* Data for the task
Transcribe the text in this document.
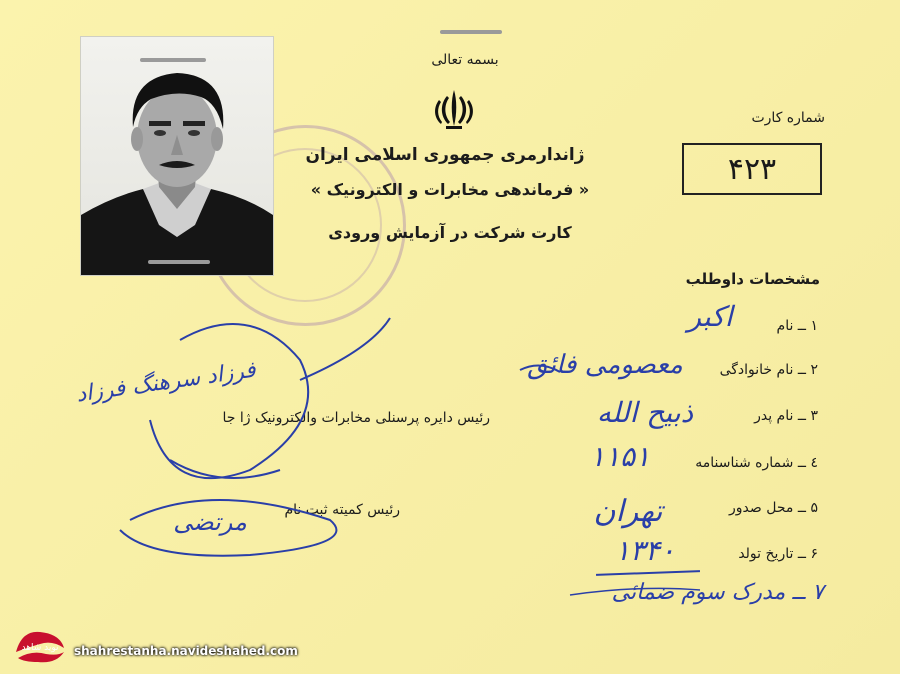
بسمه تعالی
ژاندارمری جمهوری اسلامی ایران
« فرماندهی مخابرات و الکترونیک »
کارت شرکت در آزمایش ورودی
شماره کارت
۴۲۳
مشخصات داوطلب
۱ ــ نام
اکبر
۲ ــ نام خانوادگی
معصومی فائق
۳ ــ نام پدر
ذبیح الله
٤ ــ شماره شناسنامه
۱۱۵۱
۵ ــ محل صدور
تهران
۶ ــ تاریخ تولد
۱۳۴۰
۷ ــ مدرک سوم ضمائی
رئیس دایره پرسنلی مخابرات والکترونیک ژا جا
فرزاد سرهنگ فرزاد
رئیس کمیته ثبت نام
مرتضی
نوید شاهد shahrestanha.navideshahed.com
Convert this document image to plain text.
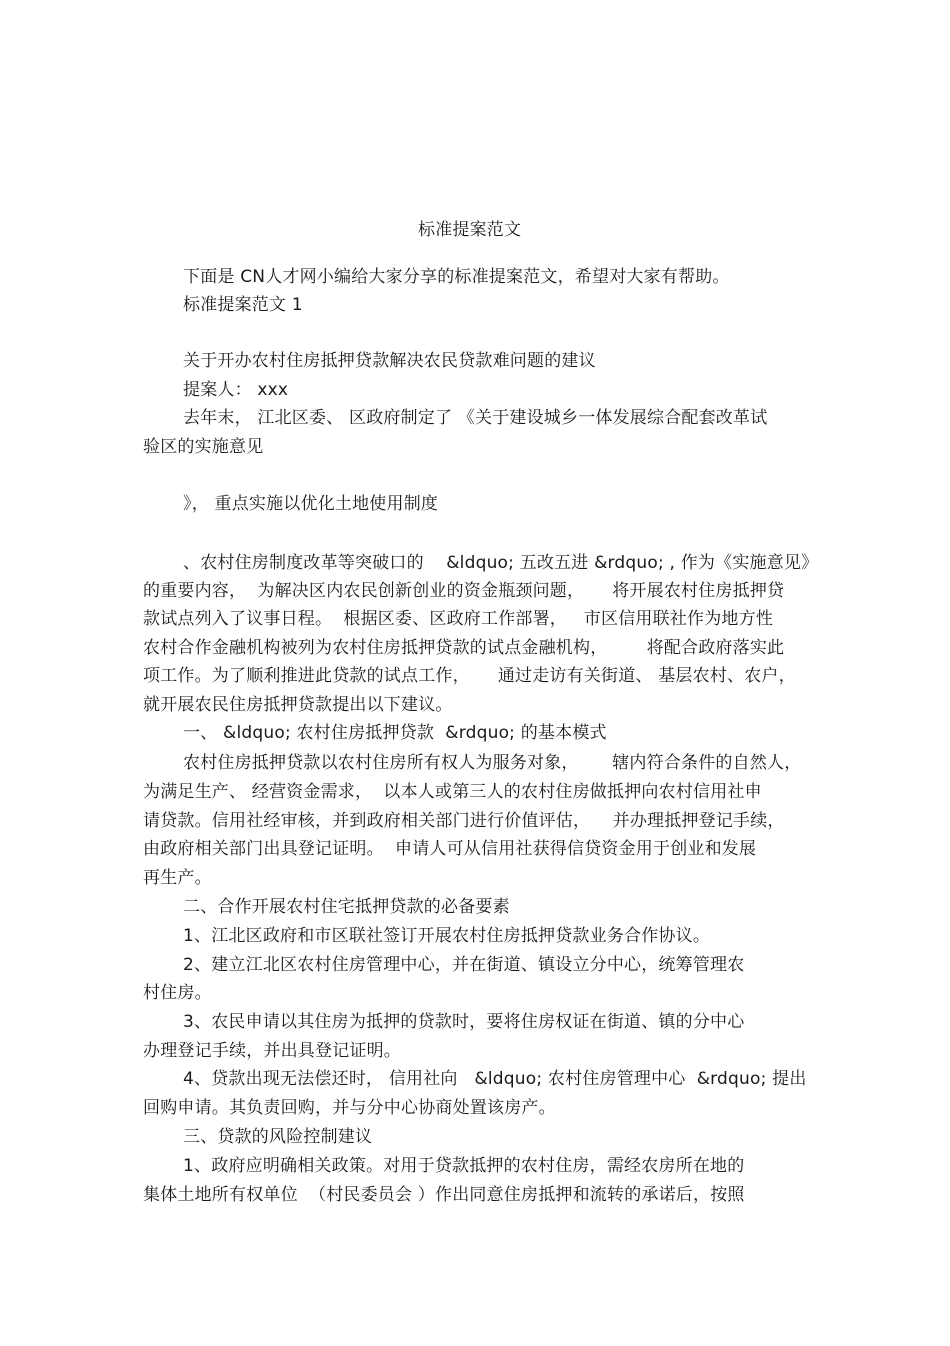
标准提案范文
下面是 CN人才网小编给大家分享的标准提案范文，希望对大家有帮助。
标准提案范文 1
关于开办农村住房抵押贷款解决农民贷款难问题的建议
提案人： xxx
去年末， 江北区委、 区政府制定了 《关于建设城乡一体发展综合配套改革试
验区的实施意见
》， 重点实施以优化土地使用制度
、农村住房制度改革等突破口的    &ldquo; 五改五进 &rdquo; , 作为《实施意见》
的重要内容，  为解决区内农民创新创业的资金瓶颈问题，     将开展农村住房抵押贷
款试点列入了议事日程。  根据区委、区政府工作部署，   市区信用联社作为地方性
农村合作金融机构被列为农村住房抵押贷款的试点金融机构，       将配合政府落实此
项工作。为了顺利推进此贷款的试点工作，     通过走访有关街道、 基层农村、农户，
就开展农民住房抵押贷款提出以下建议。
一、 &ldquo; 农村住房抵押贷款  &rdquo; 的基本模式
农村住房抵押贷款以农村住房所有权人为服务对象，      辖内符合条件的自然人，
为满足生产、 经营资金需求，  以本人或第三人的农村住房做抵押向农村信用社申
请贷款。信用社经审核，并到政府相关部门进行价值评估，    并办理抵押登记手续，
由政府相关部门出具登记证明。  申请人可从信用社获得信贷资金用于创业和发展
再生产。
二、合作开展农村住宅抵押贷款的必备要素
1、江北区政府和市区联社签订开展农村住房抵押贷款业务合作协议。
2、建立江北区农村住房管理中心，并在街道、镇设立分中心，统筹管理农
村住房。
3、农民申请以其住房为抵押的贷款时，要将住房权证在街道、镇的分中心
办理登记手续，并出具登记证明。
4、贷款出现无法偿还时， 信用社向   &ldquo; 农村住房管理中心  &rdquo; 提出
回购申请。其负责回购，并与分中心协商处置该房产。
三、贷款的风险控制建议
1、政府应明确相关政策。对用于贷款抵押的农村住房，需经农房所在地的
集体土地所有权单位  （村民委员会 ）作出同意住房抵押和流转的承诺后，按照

---

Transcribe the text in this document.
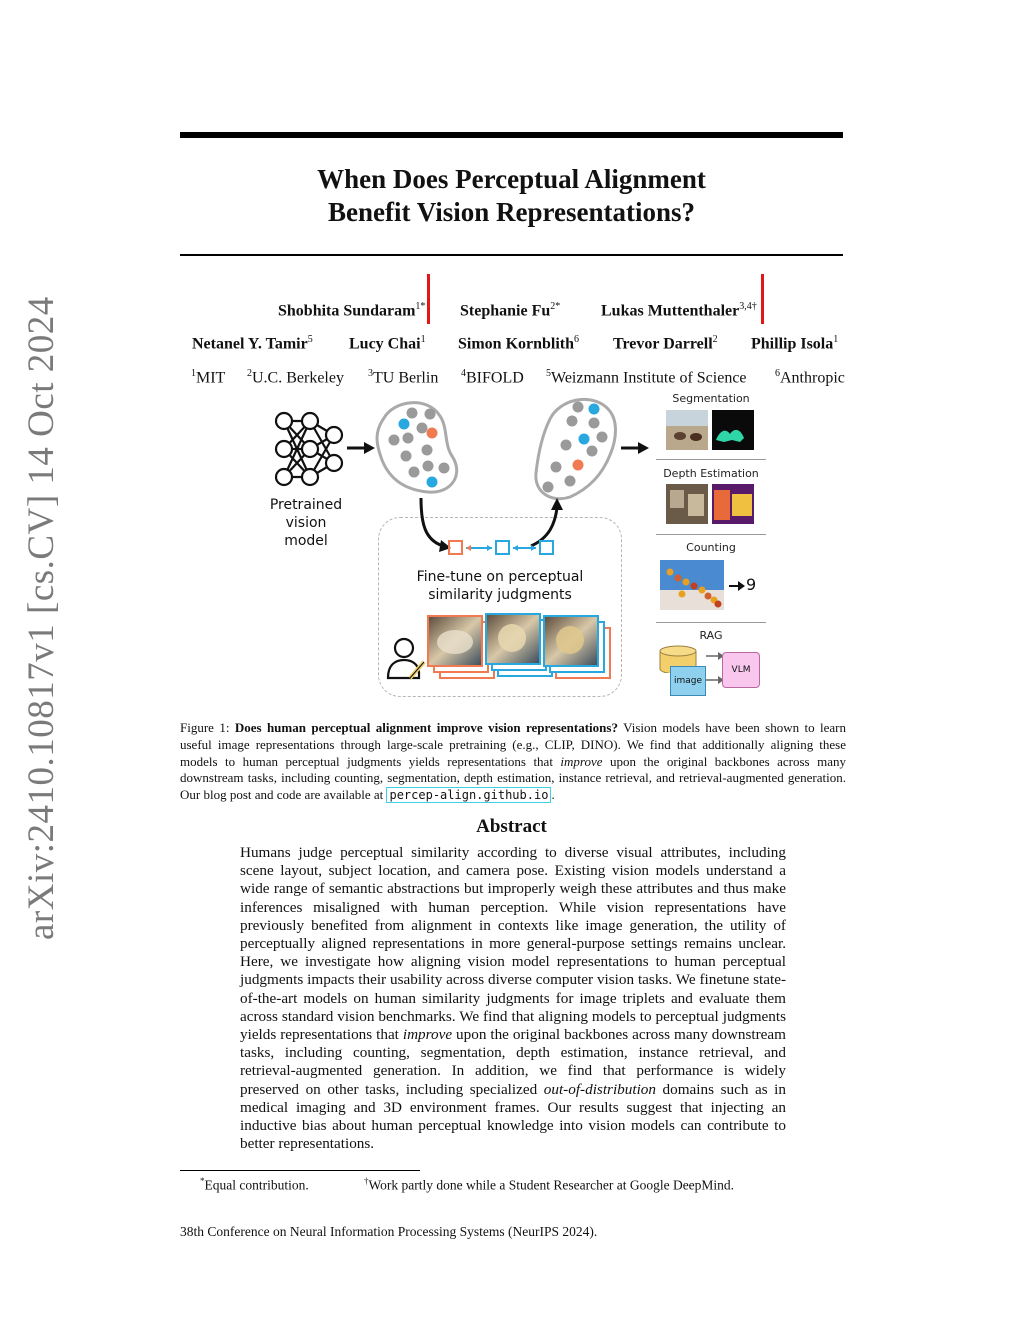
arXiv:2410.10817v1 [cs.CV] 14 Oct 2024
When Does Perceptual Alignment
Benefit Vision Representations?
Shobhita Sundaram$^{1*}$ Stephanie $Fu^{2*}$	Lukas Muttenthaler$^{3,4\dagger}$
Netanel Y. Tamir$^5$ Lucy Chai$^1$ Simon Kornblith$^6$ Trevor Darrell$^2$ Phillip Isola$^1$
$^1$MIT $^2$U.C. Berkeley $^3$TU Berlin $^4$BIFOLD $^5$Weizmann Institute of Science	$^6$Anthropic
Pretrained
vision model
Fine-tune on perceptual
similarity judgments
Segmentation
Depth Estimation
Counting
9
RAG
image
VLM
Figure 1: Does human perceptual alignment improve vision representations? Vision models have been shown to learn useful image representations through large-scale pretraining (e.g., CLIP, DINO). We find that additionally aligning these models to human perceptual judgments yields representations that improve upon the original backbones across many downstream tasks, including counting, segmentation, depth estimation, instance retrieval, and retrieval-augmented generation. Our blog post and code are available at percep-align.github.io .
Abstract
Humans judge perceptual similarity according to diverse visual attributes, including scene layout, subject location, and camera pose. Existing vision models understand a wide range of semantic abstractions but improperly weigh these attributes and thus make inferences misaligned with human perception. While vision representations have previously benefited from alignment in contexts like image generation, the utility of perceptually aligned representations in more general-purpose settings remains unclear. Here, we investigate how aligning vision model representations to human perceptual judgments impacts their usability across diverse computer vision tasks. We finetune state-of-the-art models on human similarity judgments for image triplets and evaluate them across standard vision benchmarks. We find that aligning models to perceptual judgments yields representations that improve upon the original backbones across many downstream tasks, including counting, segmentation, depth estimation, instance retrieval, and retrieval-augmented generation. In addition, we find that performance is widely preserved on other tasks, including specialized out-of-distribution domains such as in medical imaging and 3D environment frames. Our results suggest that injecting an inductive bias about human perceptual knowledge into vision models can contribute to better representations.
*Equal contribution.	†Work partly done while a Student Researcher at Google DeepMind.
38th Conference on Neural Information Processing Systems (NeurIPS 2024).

* Objective
Report how many lines of the listing hold the word "رئیس", with nothing but the number.

* Response to this task
2